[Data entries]
>> start

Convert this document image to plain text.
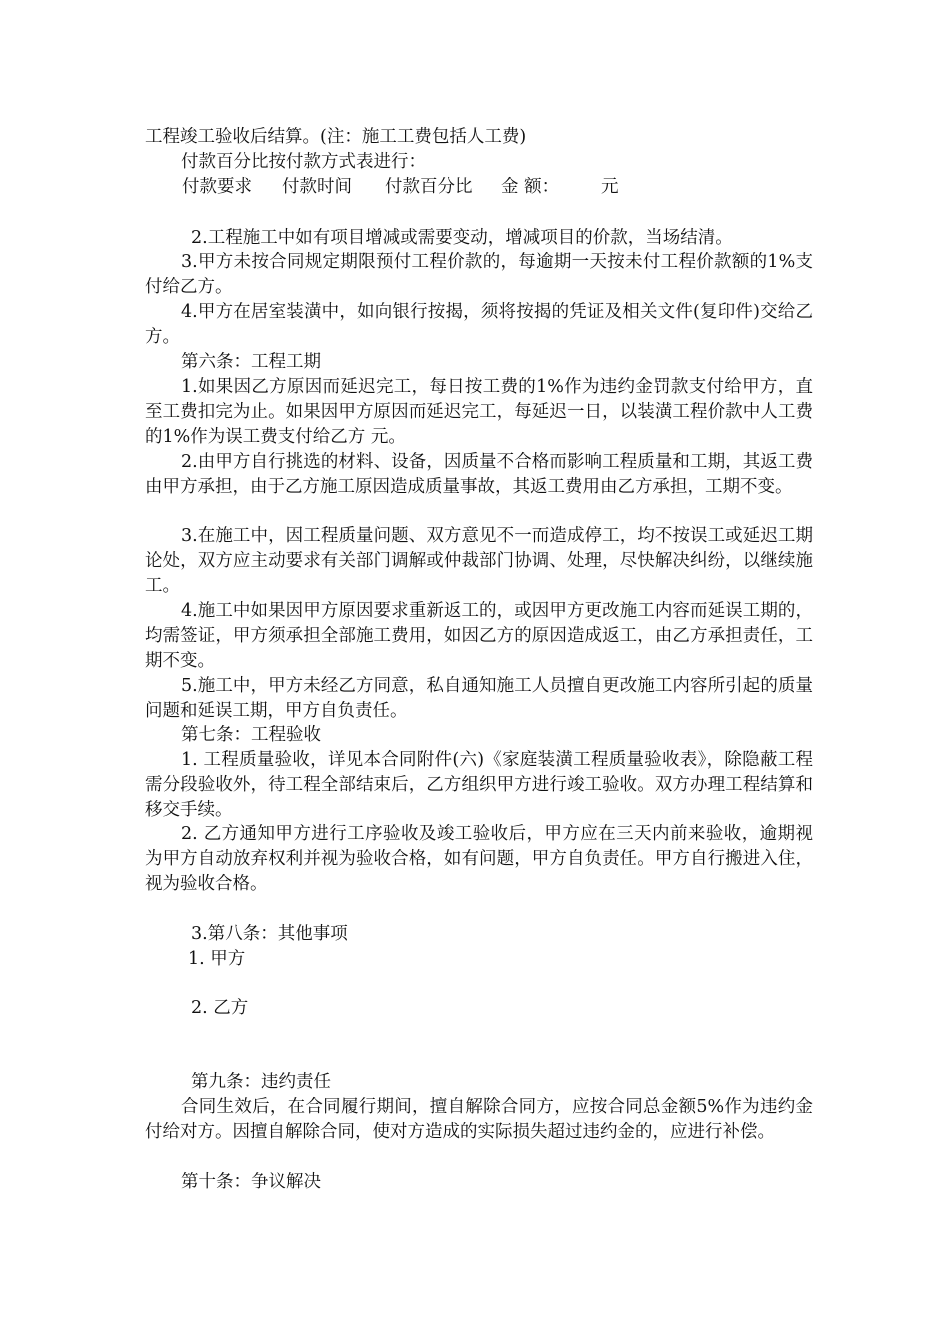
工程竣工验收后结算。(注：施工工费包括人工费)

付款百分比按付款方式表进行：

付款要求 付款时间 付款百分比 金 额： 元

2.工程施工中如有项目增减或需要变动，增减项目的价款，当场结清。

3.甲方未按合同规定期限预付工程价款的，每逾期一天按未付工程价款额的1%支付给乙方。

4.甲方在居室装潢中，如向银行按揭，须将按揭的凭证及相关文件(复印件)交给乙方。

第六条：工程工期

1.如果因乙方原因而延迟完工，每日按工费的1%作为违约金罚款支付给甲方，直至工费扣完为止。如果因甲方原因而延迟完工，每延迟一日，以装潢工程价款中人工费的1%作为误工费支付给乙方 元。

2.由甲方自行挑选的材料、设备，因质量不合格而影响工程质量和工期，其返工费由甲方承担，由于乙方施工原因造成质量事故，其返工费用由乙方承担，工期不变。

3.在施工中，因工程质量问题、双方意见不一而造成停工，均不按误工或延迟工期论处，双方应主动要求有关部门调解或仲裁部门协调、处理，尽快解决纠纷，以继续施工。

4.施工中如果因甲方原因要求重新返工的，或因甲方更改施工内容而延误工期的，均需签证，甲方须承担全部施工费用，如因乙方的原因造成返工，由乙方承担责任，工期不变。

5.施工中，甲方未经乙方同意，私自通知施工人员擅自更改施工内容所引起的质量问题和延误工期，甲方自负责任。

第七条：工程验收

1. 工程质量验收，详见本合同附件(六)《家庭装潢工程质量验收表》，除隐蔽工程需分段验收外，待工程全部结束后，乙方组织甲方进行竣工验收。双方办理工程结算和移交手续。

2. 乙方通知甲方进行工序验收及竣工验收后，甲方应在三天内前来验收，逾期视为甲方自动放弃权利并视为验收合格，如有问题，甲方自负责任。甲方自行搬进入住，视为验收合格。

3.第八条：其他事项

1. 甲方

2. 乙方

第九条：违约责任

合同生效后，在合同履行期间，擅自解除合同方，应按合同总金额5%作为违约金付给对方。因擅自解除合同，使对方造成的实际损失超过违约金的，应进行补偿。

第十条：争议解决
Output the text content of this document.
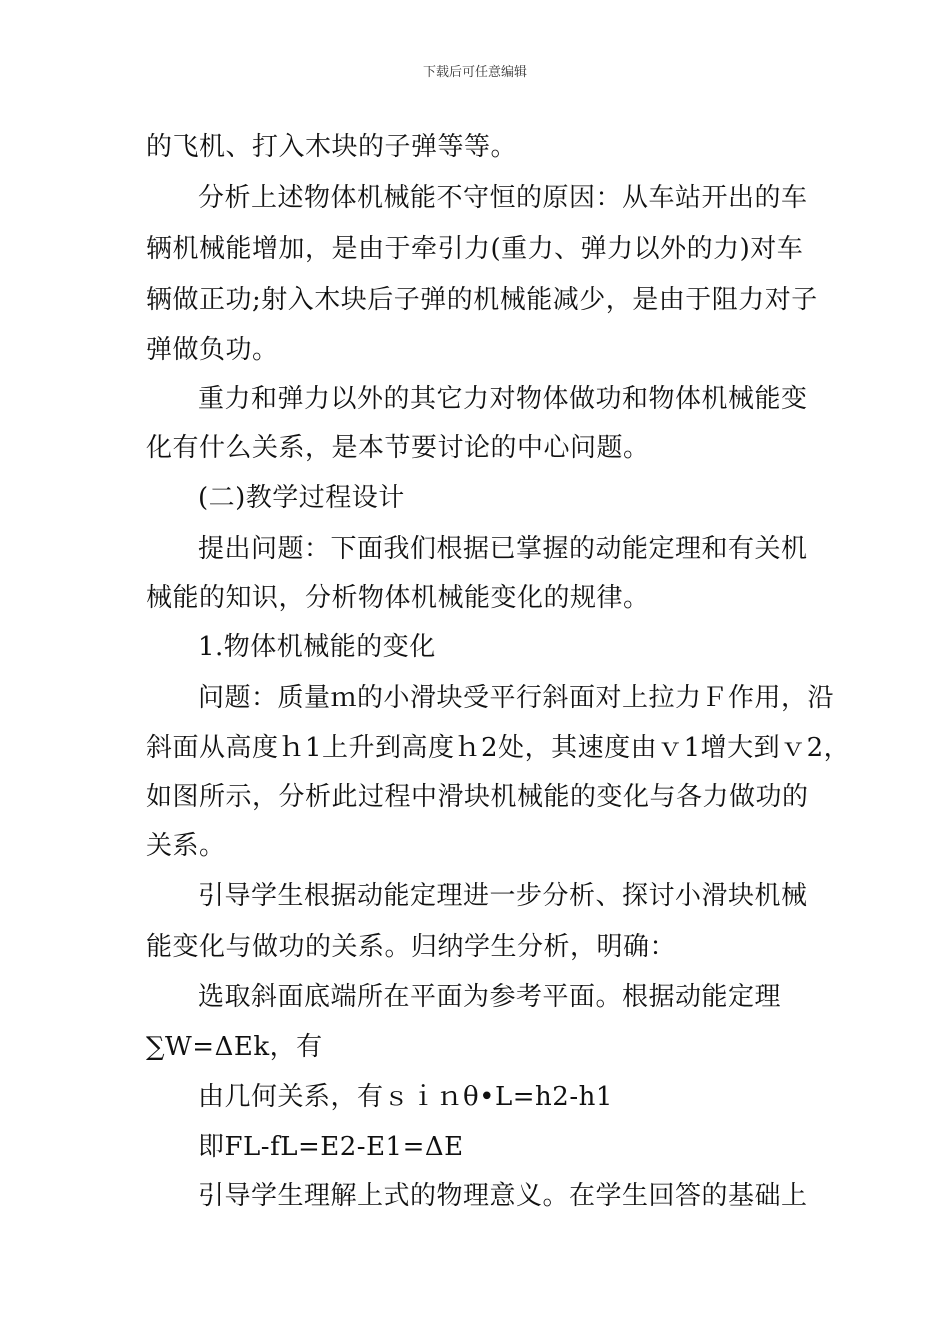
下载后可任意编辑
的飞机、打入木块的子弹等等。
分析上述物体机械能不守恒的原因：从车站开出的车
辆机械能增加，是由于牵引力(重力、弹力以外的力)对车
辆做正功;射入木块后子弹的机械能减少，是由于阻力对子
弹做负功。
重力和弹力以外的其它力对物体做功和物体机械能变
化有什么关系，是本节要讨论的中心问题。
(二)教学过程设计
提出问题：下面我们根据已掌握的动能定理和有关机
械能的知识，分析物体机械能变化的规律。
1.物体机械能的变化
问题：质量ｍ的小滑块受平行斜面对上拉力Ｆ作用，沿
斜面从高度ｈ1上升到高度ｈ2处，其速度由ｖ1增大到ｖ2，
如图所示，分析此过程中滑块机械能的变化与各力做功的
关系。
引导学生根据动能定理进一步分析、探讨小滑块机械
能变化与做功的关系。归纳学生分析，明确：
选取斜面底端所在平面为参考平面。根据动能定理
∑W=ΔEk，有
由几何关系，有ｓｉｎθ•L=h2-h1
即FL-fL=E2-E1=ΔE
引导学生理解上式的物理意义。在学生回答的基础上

>> end

◆ TASK STATEMENT
Pull out the lines above in which the word "text" appears.

◆ THE RESPONSE
Convert this document image to plain text.
Output the text content of this document.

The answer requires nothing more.